_PROBLEM TO SOLVE_.
Make an exact copy of all the entries, but do not reproduce the pictures.

[Saved entries]
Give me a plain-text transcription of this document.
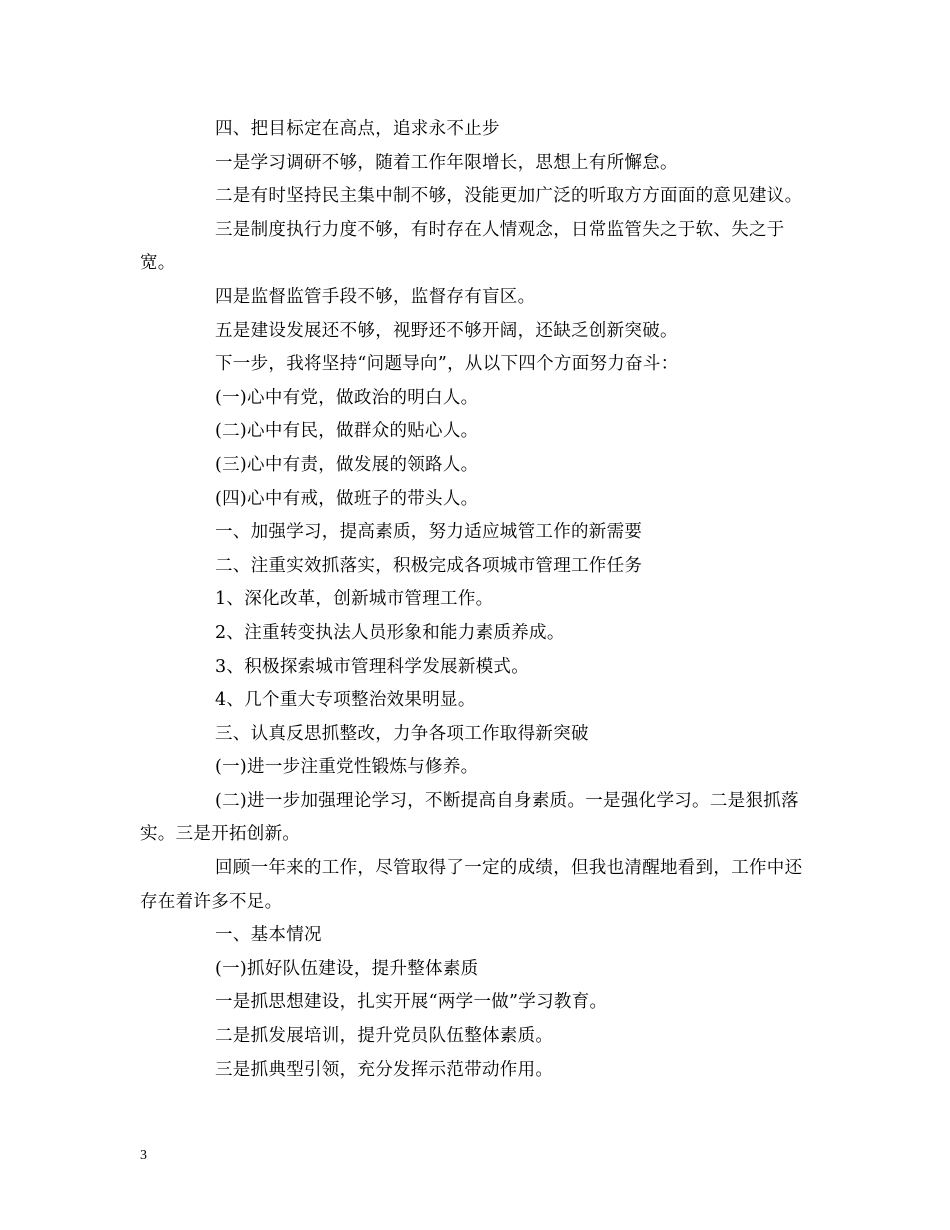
四、把目标定在高点，追求永不止步

一是学习调研不够，随着工作年限增长，思想上有所懈怠。

二是有时坚持民主集中制不够，没能更加广泛的听取方方面面的意见建议。

三是制度执行力度不够，有时存在人情观念，日常监管失之于软、失之于宽。

四是监督监管手段不够，监督存有盲区。

五是建设发展还不够，视野还不够开阔，还缺乏创新突破。

下一步，我将坚持“问题导向”，从以下四个方面努力奋斗：

(一)心中有党，做政治的明白人。

(二)心中有民，做群众的贴心人。

(三)心中有责，做发展的领路人。

(四)心中有戒，做班子的带头人。

一、加强学习，提高素质，努力适应城管工作的新需要

二、注重实效抓落实，积极完成各项城市管理工作任务

1、深化改革，创新城市管理工作。

2、注重转变执法人员形象和能力素质养成。

3、积极探索城市管理科学发展新模式。

4、几个重大专项整治效果明显。

三、认真反思抓整改，力争各项工作取得新突破

(一)进一步注重党性锻炼与修养。

(二)进一步加强理论学习，不断提高自身素质。一是强化学习。二是狠抓落实。三是开拓创新。

回顾一年来的工作，尽管取得了一定的成绩，但我也清醒地看到，工作中还存在着许多不足。

一、基本情况

(一)抓好队伍建设，提升整体素质

一是抓思想建设，扎实开展“两学一做”学习教育。

二是抓发展培训，提升党员队伍整体素质。

三是抓典型引领，充分发挥示范带动作用。

3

_TASK RESULT_.
Give me a plain-text transcription of this document.
四、把目标定在高点，追求永不止步

一是学习调研不够，随着工作年限增长，思想上有所懈怠。

二是有时坚持民主集中制不够，没能更加广泛的听取方方面面的意见建议。

三是制度执行力度不够，有时存在人情观念，日常监管失之于软、失之于宽。

四是监督监管手段不够，监督存有盲区。

五是建设发展还不够，视野还不够开阔，还缺乏创新突破。

下一步，我将坚持“问题导向”，从以下四个方面努力奋斗：

(一)心中有党，做政治的明白人。

(二)心中有民，做群众的贴心人。

(三)心中有责，做发展的领路人。

(四)心中有戒，做班子的带头人。

一、加强学习，提高素质，努力适应城管工作的新需要

二、注重实效抓落实，积极完成各项城市管理工作任务

1、深化改革，创新城市管理工作。

2、注重转变执法人员形象和能力素质养成。

3、积极探索城市管理科学发展新模式。

4、几个重大专项整治效果明显。

三、认真反思抓整改，力争各项工作取得新突破

(一)进一步注重党性锻炼与修养。

(二)进一步加强理论学习，不断提高自身素质。一是强化学习。二是狠抓落实。三是开拓创新。

回顾一年来的工作，尽管取得了一定的成绩，但我也清醒地看到，工作中还存在着许多不足。

一、基本情况

(一)抓好队伍建设，提升整体素质

一是抓思想建设，扎实开展“两学一做”学习教育。

二是抓发展培训，提升党员队伍整体素质。

三是抓典型引领，充分发挥示范带动作用。

3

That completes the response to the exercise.